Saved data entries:
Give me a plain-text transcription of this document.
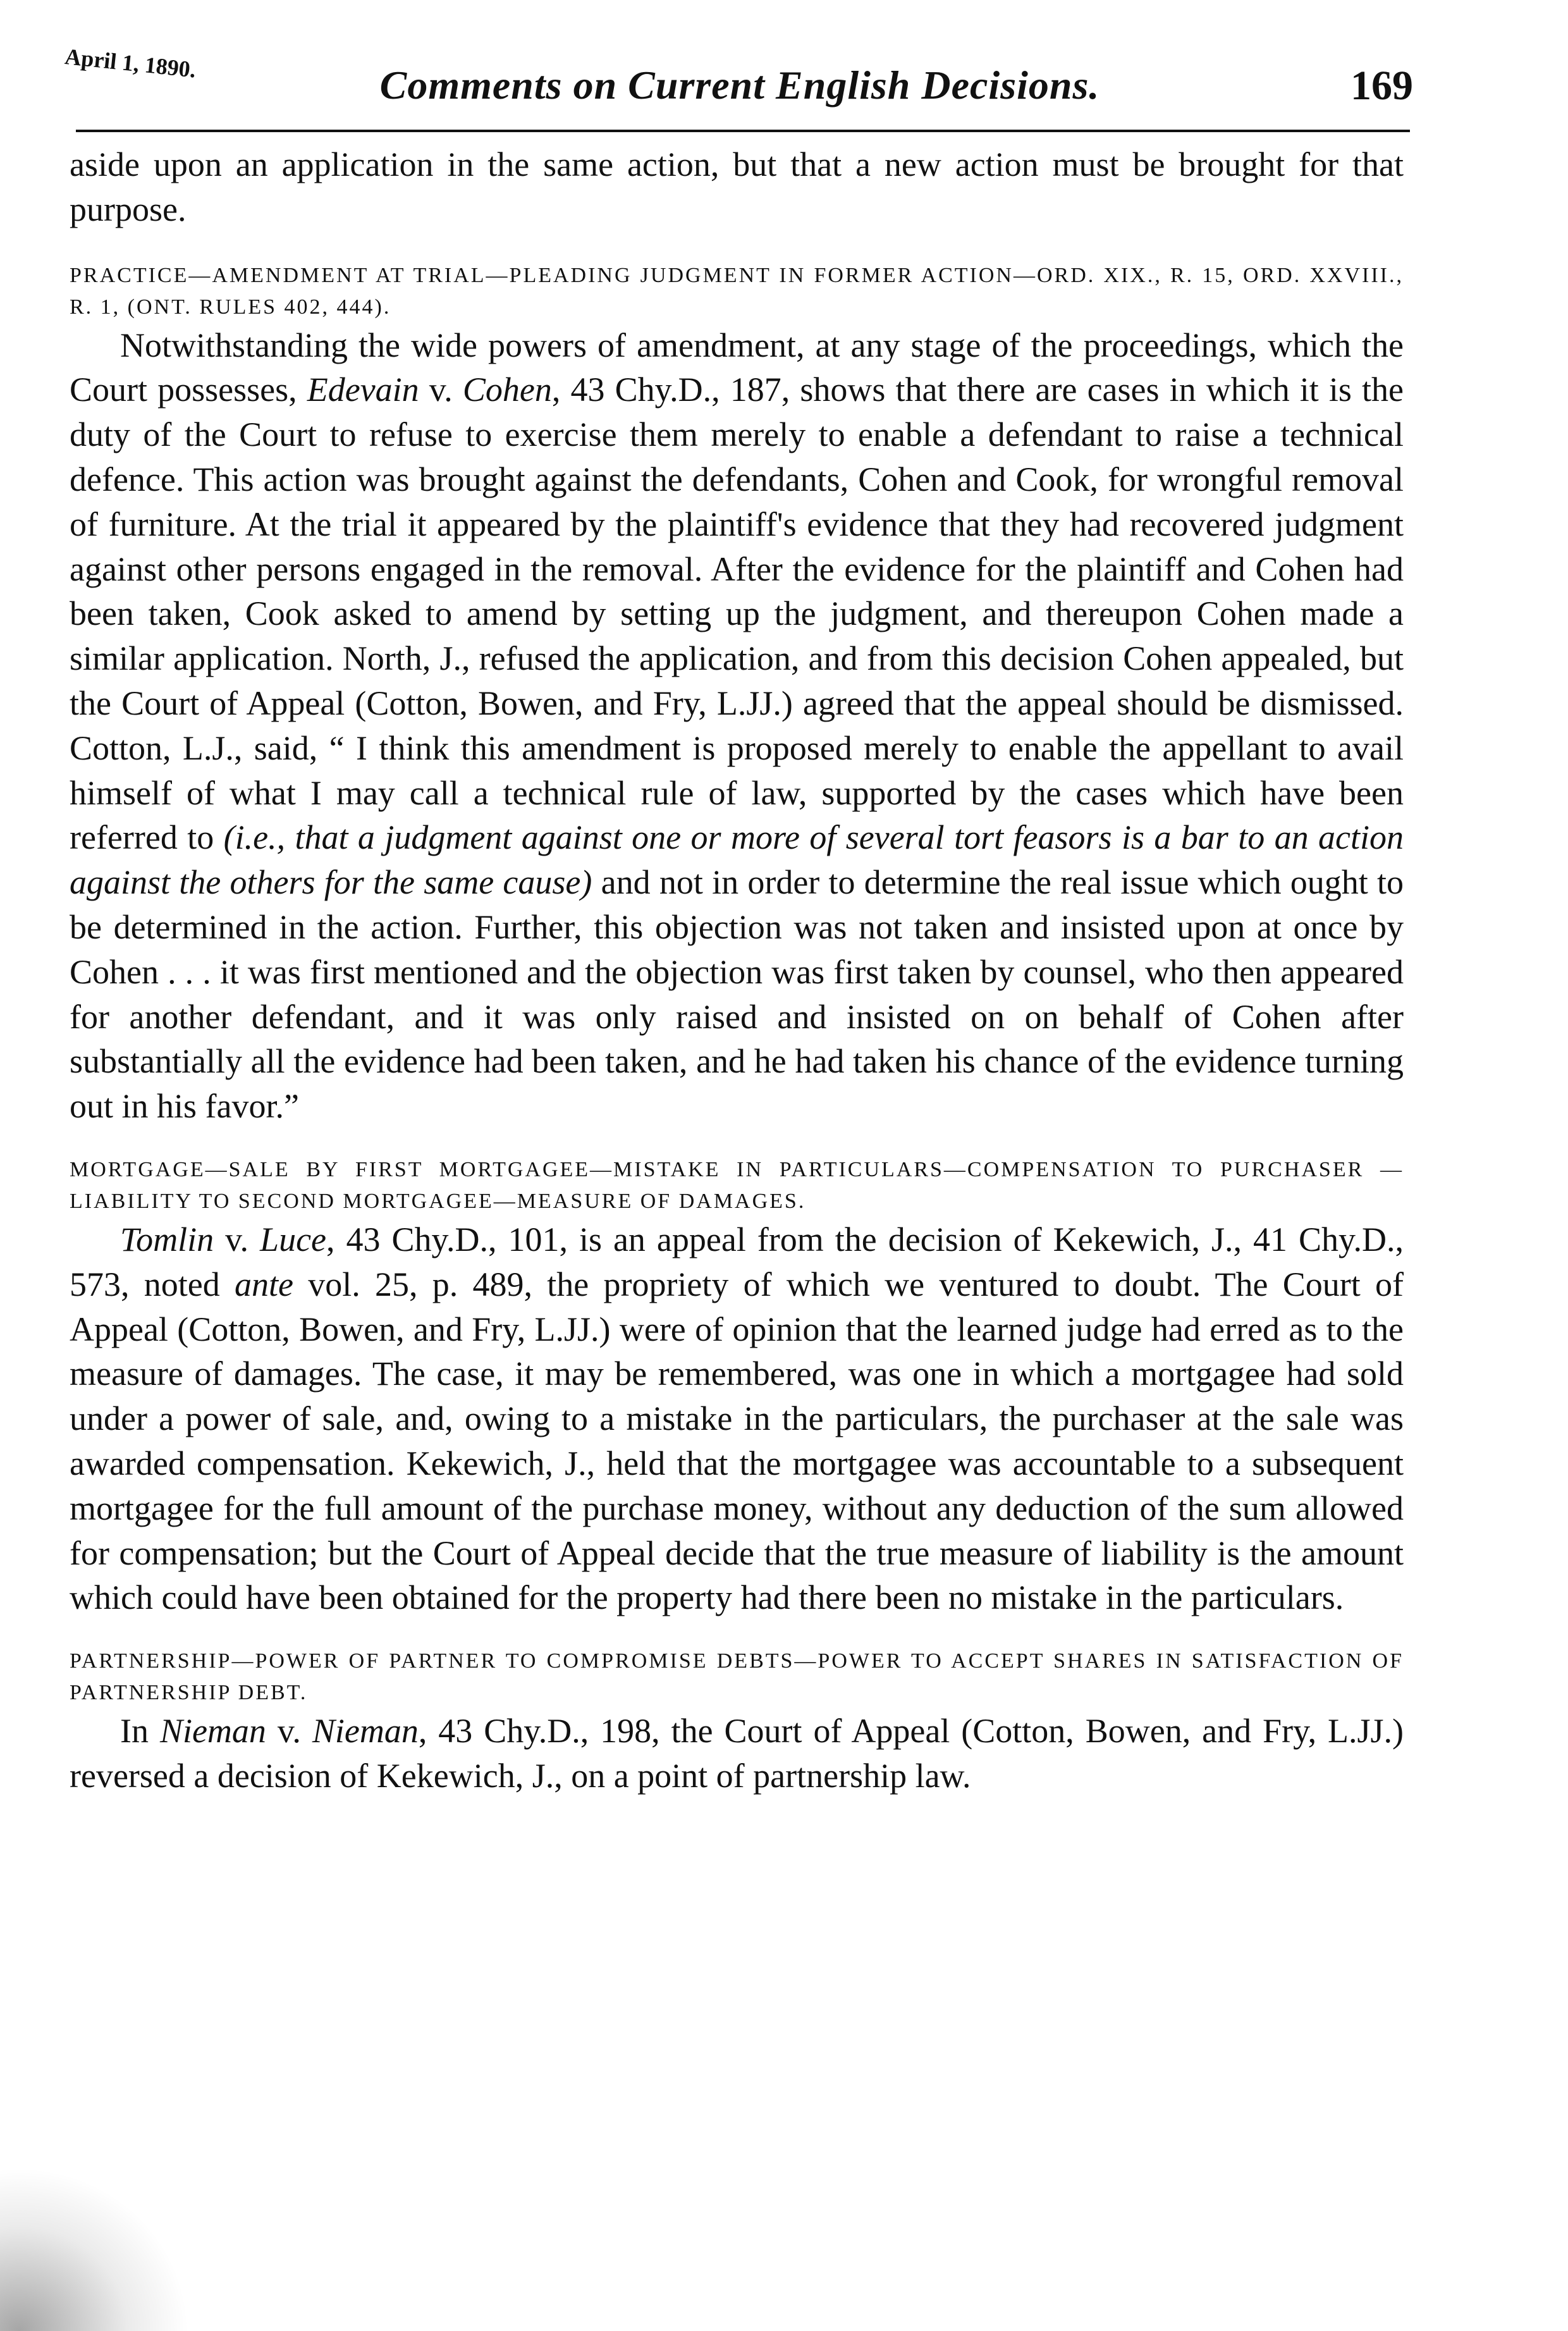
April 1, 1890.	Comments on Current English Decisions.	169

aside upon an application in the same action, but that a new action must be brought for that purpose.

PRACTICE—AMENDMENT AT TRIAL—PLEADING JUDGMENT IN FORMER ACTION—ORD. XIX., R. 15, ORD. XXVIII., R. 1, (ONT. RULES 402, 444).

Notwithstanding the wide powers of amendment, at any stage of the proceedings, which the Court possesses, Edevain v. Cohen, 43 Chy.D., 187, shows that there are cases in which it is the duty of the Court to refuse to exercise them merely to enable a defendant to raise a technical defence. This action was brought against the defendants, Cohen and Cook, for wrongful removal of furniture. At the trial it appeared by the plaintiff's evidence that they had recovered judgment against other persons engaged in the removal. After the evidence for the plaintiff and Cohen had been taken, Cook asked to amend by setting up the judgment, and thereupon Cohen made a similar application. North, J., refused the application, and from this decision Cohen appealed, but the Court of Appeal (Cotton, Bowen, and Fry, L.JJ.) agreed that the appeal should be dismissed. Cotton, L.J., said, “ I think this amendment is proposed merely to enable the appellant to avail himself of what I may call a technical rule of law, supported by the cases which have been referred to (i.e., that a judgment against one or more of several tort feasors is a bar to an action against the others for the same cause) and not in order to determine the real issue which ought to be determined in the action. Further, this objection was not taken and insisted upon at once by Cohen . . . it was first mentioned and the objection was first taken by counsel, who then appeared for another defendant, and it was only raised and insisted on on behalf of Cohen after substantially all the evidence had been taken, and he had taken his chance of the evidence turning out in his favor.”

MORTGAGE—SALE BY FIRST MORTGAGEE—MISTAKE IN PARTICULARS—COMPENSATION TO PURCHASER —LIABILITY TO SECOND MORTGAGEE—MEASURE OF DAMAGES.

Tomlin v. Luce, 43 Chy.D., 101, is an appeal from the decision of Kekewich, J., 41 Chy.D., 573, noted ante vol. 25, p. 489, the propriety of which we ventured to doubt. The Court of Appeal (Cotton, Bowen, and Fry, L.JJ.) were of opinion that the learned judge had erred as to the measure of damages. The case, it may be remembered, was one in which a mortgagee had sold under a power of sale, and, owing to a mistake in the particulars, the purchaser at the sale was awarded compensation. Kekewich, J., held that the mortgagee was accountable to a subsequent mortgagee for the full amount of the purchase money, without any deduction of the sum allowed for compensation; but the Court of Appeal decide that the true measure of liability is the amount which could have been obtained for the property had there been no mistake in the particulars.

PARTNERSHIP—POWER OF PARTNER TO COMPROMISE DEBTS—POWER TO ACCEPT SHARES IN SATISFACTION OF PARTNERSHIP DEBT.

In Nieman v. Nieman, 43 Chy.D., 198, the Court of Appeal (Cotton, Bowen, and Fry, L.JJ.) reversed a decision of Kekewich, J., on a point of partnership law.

→ Task details: Reproduce the material above in full, exactly, with no images.

→ The completed task:
Give me a plain-text transcription of this document.
April 1, 1890.	Comments on Current English Decisions.	169

aside upon an application in the same action, but that a new action must be brought for that purpose.

PRACTICE—AMENDMENT AT TRIAL—PLEADING JUDGMENT IN FORMER ACTION—ORD. XIX., R. 15, ORD. XXVIII., R. 1, (ONT. RULES 402, 444).

Notwithstanding the wide powers of amendment, at any stage of the proceedings, which the Court possesses, Edevain v. Cohen, 43 Chy.D., 187, shows that there are cases in which it is the duty of the Court to refuse to exercise them merely to enable a defendant to raise a technical defence. This action was brought against the defendants, Cohen and Cook, for wrongful removal of furniture. At the trial it appeared by the plaintiff's evidence that they had recovered judgment against other persons engaged in the removal. After the evidence for the plaintiff and Cohen had been taken, Cook asked to amend by setting up the judgment, and thereupon Cohen made a similar application. North, J., refused the application, and from this decision Cohen appealed, but the Court of Appeal (Cotton, Bowen, and Fry, L.JJ.) agreed that the appeal should be dismissed. Cotton, L.J., said, “ I think this amendment is proposed merely to enable the appellant to avail himself of what I may call a technical rule of law, supported by the cases which have been referred to (i.e., that a judgment against one or more of several tort feasors is a bar to an action against the others for the same cause) and not in order to determine the real issue which ought to be determined in the action. Further, this objection was not taken and insisted upon at once by Cohen . . . it was first mentioned and the objection was first taken by counsel, who then appeared for another defendant, and it was only raised and insisted on on behalf of Cohen after substantially all the evidence had been taken, and he had taken his chance of the evidence turning out in his favor.”

MORTGAGE—SALE BY FIRST MORTGAGEE—MISTAKE IN PARTICULARS—COMPENSATION TO PURCHASER —LIABILITY TO SECOND MORTGAGEE—MEASURE OF DAMAGES.

Tomlin v. Luce, 43 Chy.D., 101, is an appeal from the decision of Kekewich, J., 41 Chy.D., 573, noted ante vol. 25, p. 489, the propriety of which we ventured to doubt. The Court of Appeal (Cotton, Bowen, and Fry, L.JJ.) were of opinion that the learned judge had erred as to the measure of damages. The case, it may be remembered, was one in which a mortgagee had sold under a power of sale, and, owing to a mistake in the particulars, the purchaser at the sale was awarded compensation. Kekewich, J., held that the mortgagee was accountable to a subsequent mortgagee for the full amount of the purchase money, without any deduction of the sum allowed for compensation; but the Court of Appeal decide that the true measure of liability is the amount which could have been obtained for the property had there been no mistake in the particulars.

PARTNERSHIP—POWER OF PARTNER TO COMPROMISE DEBTS—POWER TO ACCEPT SHARES IN SATISFACTION OF PARTNERSHIP DEBT.

In Nieman v. Nieman, 43 Chy.D., 198, the Court of Appeal (Cotton, Bowen, and Fry, L.JJ.) reversed a decision of Kekewich, J., on a point of partnership law.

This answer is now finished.